[Lines of data]
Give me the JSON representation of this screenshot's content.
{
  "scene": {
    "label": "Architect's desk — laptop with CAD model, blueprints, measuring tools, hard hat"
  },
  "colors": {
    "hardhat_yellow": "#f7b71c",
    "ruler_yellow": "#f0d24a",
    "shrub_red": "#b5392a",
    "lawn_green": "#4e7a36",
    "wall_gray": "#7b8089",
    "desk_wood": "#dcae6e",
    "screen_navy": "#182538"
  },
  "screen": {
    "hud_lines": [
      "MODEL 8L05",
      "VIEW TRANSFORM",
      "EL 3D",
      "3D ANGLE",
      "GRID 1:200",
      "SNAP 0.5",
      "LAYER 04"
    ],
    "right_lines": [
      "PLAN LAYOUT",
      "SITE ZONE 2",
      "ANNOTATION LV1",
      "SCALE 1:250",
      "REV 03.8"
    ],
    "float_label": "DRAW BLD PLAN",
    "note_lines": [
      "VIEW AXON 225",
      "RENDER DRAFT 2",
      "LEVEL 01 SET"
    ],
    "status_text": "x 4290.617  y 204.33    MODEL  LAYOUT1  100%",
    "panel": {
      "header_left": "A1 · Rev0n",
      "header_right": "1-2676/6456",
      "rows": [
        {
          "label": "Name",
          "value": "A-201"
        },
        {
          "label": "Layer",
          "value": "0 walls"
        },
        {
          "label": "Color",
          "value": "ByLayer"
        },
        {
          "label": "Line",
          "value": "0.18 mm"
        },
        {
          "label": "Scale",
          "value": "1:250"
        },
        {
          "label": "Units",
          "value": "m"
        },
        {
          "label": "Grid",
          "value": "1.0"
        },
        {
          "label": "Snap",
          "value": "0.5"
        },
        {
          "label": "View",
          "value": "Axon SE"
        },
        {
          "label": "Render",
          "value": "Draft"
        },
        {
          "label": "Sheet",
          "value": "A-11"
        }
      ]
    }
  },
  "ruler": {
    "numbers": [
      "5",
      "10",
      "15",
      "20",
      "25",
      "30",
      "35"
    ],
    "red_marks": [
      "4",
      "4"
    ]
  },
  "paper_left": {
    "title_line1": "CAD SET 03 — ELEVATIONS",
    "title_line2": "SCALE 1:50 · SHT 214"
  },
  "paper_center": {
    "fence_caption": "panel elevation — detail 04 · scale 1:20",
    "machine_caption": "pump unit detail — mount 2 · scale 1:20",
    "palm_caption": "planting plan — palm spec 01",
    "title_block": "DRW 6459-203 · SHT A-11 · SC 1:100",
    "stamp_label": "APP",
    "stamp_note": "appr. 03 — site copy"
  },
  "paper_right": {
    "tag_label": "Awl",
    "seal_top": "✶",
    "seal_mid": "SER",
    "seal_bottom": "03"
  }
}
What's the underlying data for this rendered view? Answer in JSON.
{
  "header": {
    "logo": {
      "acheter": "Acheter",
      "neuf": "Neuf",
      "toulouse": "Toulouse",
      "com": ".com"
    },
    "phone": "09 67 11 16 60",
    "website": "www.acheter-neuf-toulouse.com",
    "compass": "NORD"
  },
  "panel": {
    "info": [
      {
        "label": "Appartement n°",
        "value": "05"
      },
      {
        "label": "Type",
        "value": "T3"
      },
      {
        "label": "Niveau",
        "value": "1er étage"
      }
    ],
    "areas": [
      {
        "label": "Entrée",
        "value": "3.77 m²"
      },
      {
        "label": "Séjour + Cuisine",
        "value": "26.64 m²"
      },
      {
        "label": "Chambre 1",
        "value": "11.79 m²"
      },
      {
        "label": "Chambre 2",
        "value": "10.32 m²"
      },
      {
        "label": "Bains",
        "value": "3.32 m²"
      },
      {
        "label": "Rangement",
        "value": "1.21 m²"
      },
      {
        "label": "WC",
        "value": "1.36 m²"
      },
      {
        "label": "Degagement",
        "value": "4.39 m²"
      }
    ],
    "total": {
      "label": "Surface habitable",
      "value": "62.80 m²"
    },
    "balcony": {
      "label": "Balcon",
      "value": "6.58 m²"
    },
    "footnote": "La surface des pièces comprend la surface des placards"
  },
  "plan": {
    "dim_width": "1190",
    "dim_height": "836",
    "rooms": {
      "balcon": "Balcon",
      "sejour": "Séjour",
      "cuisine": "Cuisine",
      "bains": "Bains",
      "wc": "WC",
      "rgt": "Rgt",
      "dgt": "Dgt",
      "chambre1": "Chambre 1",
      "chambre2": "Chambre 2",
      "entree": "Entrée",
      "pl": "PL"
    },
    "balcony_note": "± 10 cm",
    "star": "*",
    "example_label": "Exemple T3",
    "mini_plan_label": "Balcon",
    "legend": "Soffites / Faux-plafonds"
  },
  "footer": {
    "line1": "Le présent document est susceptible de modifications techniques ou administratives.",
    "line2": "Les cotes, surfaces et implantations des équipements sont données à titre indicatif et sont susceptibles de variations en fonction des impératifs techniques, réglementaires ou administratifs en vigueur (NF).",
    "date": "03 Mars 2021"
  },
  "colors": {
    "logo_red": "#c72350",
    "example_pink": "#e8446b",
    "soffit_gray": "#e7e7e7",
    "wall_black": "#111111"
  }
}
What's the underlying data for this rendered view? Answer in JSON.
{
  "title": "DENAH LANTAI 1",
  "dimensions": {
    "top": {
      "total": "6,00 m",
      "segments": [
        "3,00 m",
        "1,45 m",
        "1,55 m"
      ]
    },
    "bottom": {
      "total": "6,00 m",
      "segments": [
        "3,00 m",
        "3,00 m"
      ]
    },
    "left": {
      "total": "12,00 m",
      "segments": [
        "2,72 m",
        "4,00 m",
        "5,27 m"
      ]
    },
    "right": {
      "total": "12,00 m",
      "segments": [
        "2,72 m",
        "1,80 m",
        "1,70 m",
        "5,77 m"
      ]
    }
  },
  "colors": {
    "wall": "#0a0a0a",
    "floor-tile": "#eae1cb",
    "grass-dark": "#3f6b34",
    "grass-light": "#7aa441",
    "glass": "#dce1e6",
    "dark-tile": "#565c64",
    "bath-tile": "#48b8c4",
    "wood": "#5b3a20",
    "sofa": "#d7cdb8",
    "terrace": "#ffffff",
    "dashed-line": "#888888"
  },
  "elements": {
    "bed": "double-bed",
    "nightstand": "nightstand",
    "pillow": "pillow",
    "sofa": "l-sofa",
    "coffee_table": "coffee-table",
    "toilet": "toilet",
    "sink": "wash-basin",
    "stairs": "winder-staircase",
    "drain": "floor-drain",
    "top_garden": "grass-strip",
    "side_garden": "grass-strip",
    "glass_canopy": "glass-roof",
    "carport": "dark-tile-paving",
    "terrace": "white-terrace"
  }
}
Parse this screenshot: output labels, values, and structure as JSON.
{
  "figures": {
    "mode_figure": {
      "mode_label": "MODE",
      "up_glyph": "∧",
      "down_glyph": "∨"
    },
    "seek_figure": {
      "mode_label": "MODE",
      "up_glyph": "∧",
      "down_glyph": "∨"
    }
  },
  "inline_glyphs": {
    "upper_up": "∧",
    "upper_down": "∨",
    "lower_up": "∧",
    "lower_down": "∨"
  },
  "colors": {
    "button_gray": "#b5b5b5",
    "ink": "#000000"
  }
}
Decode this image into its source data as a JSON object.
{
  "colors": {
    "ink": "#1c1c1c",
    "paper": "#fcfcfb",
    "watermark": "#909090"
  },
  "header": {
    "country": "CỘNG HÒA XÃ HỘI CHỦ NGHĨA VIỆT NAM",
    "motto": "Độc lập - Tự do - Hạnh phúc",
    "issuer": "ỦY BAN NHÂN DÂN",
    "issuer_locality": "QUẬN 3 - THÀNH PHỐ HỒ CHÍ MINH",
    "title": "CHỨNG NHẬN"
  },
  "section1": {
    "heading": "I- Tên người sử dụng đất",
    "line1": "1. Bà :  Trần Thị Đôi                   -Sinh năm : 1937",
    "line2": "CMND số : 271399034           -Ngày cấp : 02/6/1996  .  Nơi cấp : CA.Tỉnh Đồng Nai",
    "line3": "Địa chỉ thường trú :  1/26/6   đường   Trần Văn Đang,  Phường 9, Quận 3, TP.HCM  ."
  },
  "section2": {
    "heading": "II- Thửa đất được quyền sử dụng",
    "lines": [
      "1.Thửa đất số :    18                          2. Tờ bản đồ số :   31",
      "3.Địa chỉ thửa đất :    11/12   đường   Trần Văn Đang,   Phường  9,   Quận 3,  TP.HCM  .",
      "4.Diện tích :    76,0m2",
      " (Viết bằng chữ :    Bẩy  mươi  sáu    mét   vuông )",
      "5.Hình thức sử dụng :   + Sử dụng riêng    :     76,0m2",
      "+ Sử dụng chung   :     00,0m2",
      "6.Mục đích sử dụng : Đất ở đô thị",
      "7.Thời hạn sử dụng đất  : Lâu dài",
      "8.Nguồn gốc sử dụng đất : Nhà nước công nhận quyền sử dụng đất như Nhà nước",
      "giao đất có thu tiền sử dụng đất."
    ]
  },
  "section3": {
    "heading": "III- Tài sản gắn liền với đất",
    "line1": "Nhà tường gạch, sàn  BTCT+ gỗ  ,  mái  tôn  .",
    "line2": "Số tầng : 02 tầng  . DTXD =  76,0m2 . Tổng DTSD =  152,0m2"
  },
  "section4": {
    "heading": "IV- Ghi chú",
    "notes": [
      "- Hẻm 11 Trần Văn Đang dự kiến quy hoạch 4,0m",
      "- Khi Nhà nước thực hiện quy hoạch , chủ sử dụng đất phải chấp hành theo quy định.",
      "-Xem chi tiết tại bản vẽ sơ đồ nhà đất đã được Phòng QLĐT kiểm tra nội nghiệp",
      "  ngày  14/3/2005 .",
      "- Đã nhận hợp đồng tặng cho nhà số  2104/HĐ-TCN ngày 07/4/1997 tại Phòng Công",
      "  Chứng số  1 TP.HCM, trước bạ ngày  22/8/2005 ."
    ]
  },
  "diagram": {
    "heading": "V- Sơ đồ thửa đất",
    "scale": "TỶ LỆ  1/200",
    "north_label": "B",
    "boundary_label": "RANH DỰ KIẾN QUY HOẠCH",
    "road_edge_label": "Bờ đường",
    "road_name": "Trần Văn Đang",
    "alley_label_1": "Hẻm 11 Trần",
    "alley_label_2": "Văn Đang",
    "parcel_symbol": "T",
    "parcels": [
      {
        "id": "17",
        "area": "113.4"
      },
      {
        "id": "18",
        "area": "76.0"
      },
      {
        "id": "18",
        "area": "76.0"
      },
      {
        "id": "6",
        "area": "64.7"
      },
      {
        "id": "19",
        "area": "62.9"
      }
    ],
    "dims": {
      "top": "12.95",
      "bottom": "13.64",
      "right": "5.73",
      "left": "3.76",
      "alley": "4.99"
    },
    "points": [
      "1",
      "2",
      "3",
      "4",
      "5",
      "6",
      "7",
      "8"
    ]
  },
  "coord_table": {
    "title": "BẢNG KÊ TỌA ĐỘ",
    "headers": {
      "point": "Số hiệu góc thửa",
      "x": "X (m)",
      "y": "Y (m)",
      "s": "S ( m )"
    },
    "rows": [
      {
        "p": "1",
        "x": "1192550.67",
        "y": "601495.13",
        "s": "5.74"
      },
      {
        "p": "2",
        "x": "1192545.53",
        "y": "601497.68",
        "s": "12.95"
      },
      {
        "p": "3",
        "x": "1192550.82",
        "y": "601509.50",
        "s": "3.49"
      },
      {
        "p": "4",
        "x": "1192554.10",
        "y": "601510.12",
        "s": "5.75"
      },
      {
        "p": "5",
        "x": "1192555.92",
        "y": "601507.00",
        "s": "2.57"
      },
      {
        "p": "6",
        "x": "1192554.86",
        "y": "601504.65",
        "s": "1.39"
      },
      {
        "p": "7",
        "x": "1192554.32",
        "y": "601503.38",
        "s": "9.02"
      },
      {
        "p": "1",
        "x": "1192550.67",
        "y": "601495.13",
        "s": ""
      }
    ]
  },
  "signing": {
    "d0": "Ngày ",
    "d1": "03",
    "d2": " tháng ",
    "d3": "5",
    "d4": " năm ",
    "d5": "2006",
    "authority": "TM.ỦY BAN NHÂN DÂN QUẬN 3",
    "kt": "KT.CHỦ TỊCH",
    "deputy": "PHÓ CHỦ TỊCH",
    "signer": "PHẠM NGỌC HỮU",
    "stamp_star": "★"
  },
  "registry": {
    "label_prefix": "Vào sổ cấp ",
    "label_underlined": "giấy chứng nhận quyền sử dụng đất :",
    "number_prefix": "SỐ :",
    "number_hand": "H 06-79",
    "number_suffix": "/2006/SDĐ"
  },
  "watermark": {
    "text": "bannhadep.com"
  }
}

Exercise description:
Lines containing the word "tile" must all be returned from the material above.

Reply:
    "floor-tile": "#eae1cb",
    "dark-tile": "#565c64",
    "bath-tile": "#48b8c4",
    "carport": "dark-tile-paving",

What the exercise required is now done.